━━ Raw data ━━

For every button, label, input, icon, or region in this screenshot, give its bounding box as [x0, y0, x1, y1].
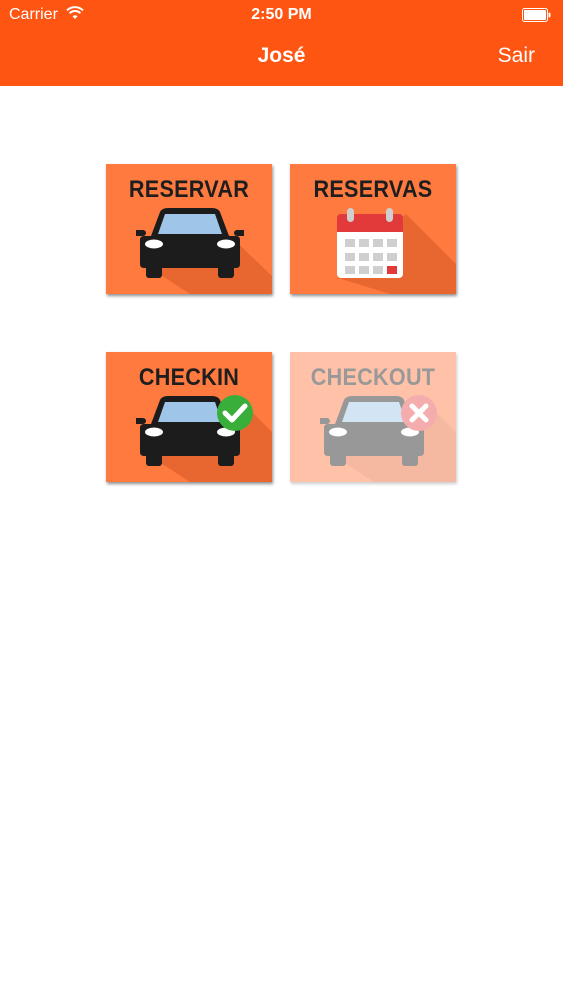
checkin-label: CHECKIN	[138, 364, 240, 391]
navigation-bar: Carrier 2:50 PM José Sair	[0, 0, 563, 86]
cross-icon	[401, 395, 437, 431]
reservas-tile[interactable]: RESERVAS	[290, 164, 456, 294]
calendar-icon	[337, 208, 403, 278]
status-time: 2:50 PM	[251, 6, 312, 23]
reservar-label: RESERVAR	[128, 176, 250, 203]
check-icon	[217, 395, 253, 431]
checkin-tile[interactable]: CHECKIN	[106, 352, 272, 482]
page-title: José	[257, 44, 306, 67]
battery-icon	[522, 8, 551, 22]
logout-button[interactable]: Sair	[498, 44, 535, 68]
status-bar: Carrier 2:50 PM	[0, 0, 563, 30]
reservas-label: RESERVAS	[313, 176, 433, 203]
checkout-tile: CHECKOUT	[290, 352, 456, 482]
car-icon	[136, 208, 244, 278]
checkout-label: CHECKOUT	[310, 364, 436, 391]
reservar-tile[interactable]: RESERVAR	[106, 164, 272, 294]
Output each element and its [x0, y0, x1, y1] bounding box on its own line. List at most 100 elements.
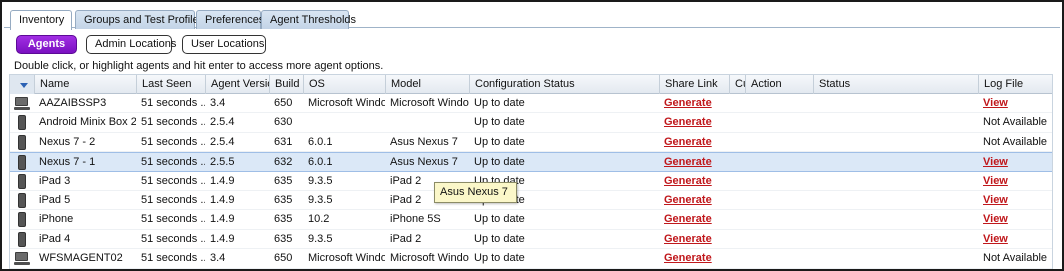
cell-build: 635 — [274, 213, 293, 226]
cell-last-seen: 51 seconds ... — [141, 135, 205, 148]
phone-icon — [14, 115, 30, 131]
laptop-icon — [14, 96, 30, 111]
table-row[interactable]: Nexus 7 - 1 51 seconds ... 2.5.5 632 6.0.1 As… — [10, 152, 1052, 172]
cell-name: iPad 3 — [39, 174, 71, 187]
column-build[interactable]: Build — [269, 75, 303, 94]
view-log-link[interactable]: View — [978, 153, 1052, 172]
table-row[interactable]: WFSMAGENT02 51 seconds ... 3.4 650 Microsoft… — [10, 249, 1052, 269]
generate-share-link[interactable]: Generate — [659, 210, 729, 229]
table-header: Name Last Seen Agent Version Build OS Mo… — [10, 75, 1052, 94]
user-locations-toggle-button[interactable]: User Locations — [182, 35, 266, 54]
cell-agent-version: 2.5.5 — [210, 156, 235, 169]
column-os[interactable]: OS — [303, 75, 385, 94]
cell-name: Nexus 7 - 1 — [39, 156, 96, 169]
column-log-file[interactable]: Log File — [978, 75, 1052, 94]
cell-name: AAZAIBSSP3 — [39, 97, 107, 109]
sort-column[interactable] — [10, 75, 34, 94]
tab-agent-thresholds[interactable]: Agent Thresholds — [261, 10, 356, 29]
tab-groups-and-test-profiles[interactable]: Groups and Test Profiles — [75, 10, 204, 29]
table-row[interactable]: iPhone 51 seconds ... 1.4.9 635 10.2 iPhone 5… — [10, 210, 1052, 230]
cell-model — [385, 113, 469, 132]
column-model[interactable]: Model — [385, 75, 469, 94]
cell-last-seen: 51 seconds ... — [141, 97, 205, 109]
agents-toggle-button[interactable]: Agents — [16, 35, 77, 54]
cell-configuration-status: Up to date — [474, 252, 525, 265]
generate-share-link[interactable]: Generate — [659, 191, 729, 210]
column-last-seen[interactable]: Last Seen — [136, 75, 205, 94]
cell-log-file: Not Available — [983, 135, 1048, 148]
phone-icon — [14, 212, 30, 228]
inventory-panel: Inventory Groups and Test Profiles Prefe… — [0, 0, 1064, 271]
cell-build: 635 — [274, 194, 293, 206]
cell-model: Microsoft Windo... — [390, 97, 469, 109]
cell-configuration-status: Up to date — [474, 156, 525, 169]
generate-share-link[interactable]: Generate — [659, 133, 729, 152]
phone-icon — [14, 155, 30, 171]
cell-name: iPad 4 — [39, 232, 71, 245]
cell-name: iPhone — [39, 213, 74, 226]
cell-configuration-status: Up to date — [474, 213, 525, 226]
cell-log-file: Not Available — [983, 116, 1048, 129]
generate-share-link[interactable]: Generate — [659, 230, 729, 249]
column-share-link[interactable]: Share Link — [659, 75, 729, 94]
table-row[interactable]: Android Minix Box 2 51 seconds ... 2.5.4 63… — [10, 113, 1052, 133]
phone-icon — [14, 173, 30, 189]
cell-model: iPhone 5S — [390, 213, 441, 226]
generate-share-link[interactable]: Generate — [659, 172, 729, 191]
cell-agent-version: 2.5.4 — [210, 135, 235, 148]
laptop-icon — [14, 251, 30, 266]
cell-name: Android Minix Box 2 — [39, 116, 136, 129]
tab-preferences[interactable]: Preferences — [196, 10, 264, 29]
cell-configuration-status: Up to date — [474, 116, 525, 129]
tab-bar: Inventory Groups and Test Profiles Prefe… — [4, 4, 1060, 30]
cell-build: 630 — [274, 116, 293, 129]
generate-share-link[interactable]: Generate — [659, 94, 729, 113]
generate-share-link[interactable]: Generate — [659, 153, 729, 172]
cell-agent-version: 2.5.4 — [210, 116, 235, 129]
view-log-link[interactable]: View — [978, 94, 1052, 113]
view-log-link[interactable]: View — [978, 172, 1052, 191]
cell-last-seen: 51 seconds ... — [141, 174, 205, 187]
generate-share-link[interactable]: Generate — [659, 113, 729, 132]
column-agent-version[interactable]: Agent Version — [205, 75, 269, 94]
cell-build: 631 — [274, 135, 293, 148]
table-row[interactable]: iPad 551 seconds ...1.4.96359.3.5iPad 2U… — [10, 191, 1052, 211]
view-log-link[interactable]: View — [978, 191, 1052, 210]
cell-model: iPad 2 — [390, 232, 422, 245]
phone-icon — [14, 193, 30, 208]
cell-os: 6.0.1 — [308, 156, 333, 169]
cell-agent-version: 1.4.9 — [210, 194, 235, 206]
cell-configuration-status: Up to date — [474, 232, 525, 245]
table-row[interactable]: iPad 3 51 seconds ... 1.4.9 635 9.3.5 iPad 2U… — [10, 171, 1052, 191]
model-tooltip: Asus Nexus 7 — [434, 182, 517, 203]
generate-share-link[interactable]: Generate — [659, 249, 729, 268]
cell-agent-version: 3.4 — [210, 97, 226, 109]
column-configuration-status[interactable]: Configuration Status — [469, 75, 659, 94]
table-row[interactable]: iPad 4 51 seconds ... 1.4.9 635 9.3.5 iPad 2 U… — [10, 229, 1052, 250]
cell-os — [303, 113, 385, 132]
cell-os: 9.3.5 — [308, 174, 333, 187]
cell-last-seen: 51 seconds ... — [141, 213, 205, 226]
view-log-link[interactable]: View — [978, 210, 1052, 229]
cell-os: 9.3.5 — [308, 194, 333, 206]
cell-model: Asus Nexus 7 — [390, 156, 458, 169]
table-row[interactable]: Nexus 7 - 2 51 seconds ... 2.5.4 631 6.0.1 As… — [10, 132, 1052, 153]
column-cu[interactable]: Cu — [729, 75, 745, 94]
cell-configuration-status: Up to date — [474, 97, 525, 109]
column-name[interactable]: Name — [34, 75, 136, 94]
view-log-link[interactable]: View — [978, 230, 1052, 249]
table-row[interactable]: AAZAIBSSP3 51 seconds ... 3.4 650 Microsoft … — [10, 94, 1052, 114]
admin-locations-toggle-button[interactable]: Admin Locations — [86, 35, 176, 54]
cell-build: 632 — [274, 156, 293, 169]
tab-inventory[interactable]: Inventory — [10, 10, 72, 30]
cell-last-seen: 51 seconds ... — [141, 156, 205, 169]
cell-last-seen: 51 seconds ... — [141, 232, 205, 245]
cell-agent-version: 1.4.9 — [210, 213, 235, 226]
column-status[interactable]: Status — [813, 75, 978, 94]
cell-os: Microsoft Windo... — [308, 252, 385, 265]
agents-table: Name Last Seen Agent Version Build OS Mo… — [9, 74, 1053, 269]
cell-last-seen: 51 seconds ... — [141, 116, 205, 129]
column-action[interactable]: Action — [745, 75, 813, 94]
phone-icon — [14, 134, 30, 150]
cell-model: Asus Nexus 7 — [390, 135, 458, 148]
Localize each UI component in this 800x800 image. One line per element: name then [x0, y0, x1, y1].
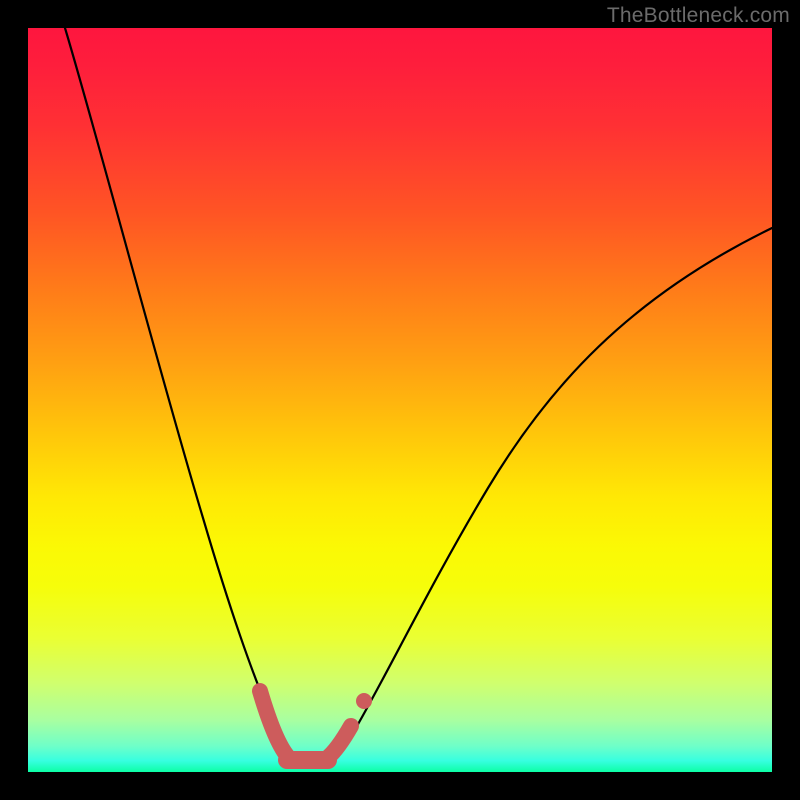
highlight-endpoint-dot — [356, 693, 372, 709]
curve-overlay — [28, 28, 772, 772]
highlight-left-slope — [260, 691, 289, 758]
watermark-text: TheBottleneck.com — [607, 4, 790, 28]
highlight-right-slope — [326, 726, 351, 759]
bottleneck-curve — [65, 28, 772, 763]
chart-canvas: TheBottleneck.com — [0, 0, 800, 800]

━━━

Switch "cross-icon" to "close-icon" in the material from the line with "364, 240, 391]" up to and including the line with "352, 272, 482]". Return only those lines, with everything else in them unchanged.

# Task solution:
checkin-label: CHECKIN	[138, 364, 240, 391]
navigation-bar: Carrier 2:50 PM José Sair	[0, 0, 563, 86]
close-icon	[401, 395, 437, 431]
reservas-tile[interactable]: RESERVAS	[290, 164, 456, 294]
calendar-icon	[337, 208, 403, 278]
status-time: 2:50 PM	[251, 6, 312, 23]
reservar-label: RESERVAR	[128, 176, 250, 203]
check-icon	[217, 395, 253, 431]
checkin-tile[interactable]: CHECKIN	[106, 352, 272, 482]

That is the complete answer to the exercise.